-- Short exercise 1 --
Show every line of the records that contains the string "note".

-- Document section --
╭──

Vegetation  - Once the area is graded and topsoiled, an intense revegetation effort ensues to establish a vegetative cover on the bar areas as quickly as possible.  This involves heavy applications of fertilizer, disking, heavy seed applications, and mulching.  This intense process produces a lush vegetative cover of grasses and legumes that has a competitive advantage over tree seedlings and is a major factor contributing to tree mortality in plantings on reclaimed grassland.  Fertilization ensures establishment of grasses and legumes.  Disking the topsoil reduces soil compaction near the soil surface.  This improves the growth of shallow-rooted grasses, but does not benefit deep-rooted plants such as trees.  Competition for soil moisture is extremely intense in such shallow root zones, and grasses will always out-compete trees for available moisture.

╰──

-- Given information --
╭──

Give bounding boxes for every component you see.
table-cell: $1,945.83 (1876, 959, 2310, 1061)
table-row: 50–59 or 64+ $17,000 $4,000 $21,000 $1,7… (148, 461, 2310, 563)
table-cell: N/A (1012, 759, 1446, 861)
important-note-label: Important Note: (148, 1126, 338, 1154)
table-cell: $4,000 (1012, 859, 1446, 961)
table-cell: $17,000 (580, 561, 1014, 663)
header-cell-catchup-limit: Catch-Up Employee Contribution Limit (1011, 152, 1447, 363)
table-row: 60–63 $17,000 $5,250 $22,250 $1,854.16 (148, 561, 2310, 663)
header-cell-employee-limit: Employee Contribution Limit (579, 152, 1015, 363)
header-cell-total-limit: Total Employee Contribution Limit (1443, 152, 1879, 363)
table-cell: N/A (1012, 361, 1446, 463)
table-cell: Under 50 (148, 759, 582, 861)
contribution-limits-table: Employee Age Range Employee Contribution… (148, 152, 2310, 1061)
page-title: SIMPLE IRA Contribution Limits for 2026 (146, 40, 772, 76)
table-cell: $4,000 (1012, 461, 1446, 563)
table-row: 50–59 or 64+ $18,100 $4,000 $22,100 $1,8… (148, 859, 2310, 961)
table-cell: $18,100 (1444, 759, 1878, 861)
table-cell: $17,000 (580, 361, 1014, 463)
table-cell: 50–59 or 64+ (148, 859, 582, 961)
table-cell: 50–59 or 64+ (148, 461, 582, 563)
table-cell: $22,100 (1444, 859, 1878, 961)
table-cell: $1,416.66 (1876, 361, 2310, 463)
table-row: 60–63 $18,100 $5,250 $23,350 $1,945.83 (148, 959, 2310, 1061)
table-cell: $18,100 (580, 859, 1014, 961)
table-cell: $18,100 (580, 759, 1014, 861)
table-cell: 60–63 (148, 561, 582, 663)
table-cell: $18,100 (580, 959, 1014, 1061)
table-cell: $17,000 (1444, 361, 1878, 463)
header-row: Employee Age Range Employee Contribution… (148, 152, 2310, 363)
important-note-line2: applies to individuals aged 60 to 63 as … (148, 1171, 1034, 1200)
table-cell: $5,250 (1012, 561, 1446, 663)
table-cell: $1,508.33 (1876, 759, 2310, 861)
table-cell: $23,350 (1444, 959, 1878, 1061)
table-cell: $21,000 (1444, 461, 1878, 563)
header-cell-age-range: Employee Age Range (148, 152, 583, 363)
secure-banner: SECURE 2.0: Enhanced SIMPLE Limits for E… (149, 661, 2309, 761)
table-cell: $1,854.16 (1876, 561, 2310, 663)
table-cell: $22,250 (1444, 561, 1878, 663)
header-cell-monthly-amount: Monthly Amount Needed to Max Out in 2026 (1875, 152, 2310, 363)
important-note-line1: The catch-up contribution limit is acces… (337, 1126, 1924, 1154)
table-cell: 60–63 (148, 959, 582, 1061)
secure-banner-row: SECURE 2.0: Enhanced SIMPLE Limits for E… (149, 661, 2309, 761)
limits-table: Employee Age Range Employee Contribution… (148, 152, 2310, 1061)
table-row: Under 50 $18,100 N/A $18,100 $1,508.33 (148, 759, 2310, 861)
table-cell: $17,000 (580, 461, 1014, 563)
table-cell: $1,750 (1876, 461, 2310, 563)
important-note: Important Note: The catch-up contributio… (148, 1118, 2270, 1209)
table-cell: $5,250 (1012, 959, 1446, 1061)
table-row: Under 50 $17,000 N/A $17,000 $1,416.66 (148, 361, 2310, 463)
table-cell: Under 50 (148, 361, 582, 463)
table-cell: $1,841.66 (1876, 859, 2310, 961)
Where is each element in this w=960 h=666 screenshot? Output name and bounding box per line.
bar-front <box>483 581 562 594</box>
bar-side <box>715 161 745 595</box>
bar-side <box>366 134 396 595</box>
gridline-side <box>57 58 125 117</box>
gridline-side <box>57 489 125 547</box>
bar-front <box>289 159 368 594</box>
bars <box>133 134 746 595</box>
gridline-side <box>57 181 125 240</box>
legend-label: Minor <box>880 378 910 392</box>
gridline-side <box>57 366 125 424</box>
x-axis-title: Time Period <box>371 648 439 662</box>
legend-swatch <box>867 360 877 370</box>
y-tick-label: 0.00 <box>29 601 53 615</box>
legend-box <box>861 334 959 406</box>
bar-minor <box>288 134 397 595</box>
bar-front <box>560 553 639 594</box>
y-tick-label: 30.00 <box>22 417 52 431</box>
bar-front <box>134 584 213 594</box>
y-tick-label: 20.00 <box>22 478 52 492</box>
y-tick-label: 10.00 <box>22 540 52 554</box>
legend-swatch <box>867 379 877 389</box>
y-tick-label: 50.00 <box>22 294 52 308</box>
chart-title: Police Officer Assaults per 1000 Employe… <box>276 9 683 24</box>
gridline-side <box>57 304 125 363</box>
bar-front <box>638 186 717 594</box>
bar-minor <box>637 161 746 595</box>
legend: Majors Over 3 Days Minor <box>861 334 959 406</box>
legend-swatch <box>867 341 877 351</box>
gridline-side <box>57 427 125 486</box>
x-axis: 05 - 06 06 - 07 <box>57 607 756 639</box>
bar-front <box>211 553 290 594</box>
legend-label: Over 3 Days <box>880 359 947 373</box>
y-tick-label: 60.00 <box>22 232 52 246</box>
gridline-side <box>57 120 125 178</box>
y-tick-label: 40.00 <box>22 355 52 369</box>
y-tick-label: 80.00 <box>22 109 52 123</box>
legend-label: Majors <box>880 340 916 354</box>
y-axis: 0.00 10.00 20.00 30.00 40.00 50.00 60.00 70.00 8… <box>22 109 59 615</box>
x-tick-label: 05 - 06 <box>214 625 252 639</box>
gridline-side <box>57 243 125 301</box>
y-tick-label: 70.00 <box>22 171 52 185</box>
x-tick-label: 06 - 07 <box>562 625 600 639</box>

╰──

-- Short exercise 2 --
Answer these questions using the vegetation passage above:
(a) Which four activities make up the revegetation effort?
(b) What does disking the topsoil reduce?
(c) What will always out-compete trees for available moisture?

-- Exercise solution 1 --
important-note-label: Important Note: (148, 1126, 338, 1154)
important-note-line2: applies to individuals aged 60 to 63 as … (148, 1171, 1034, 1200)
important-note-line1: The catch-up contribution limit is acces… (337, 1126, 1924, 1154)
important-note: Important Note: The catch-up contributio… (148, 1118, 2270, 1209)

-- Exercise solution 2 --
(a) Heavy applications of fertilizer, disking, heavy seed applications, and mulching.
(b) Soil compaction near the soil surface.
(c) Grasses.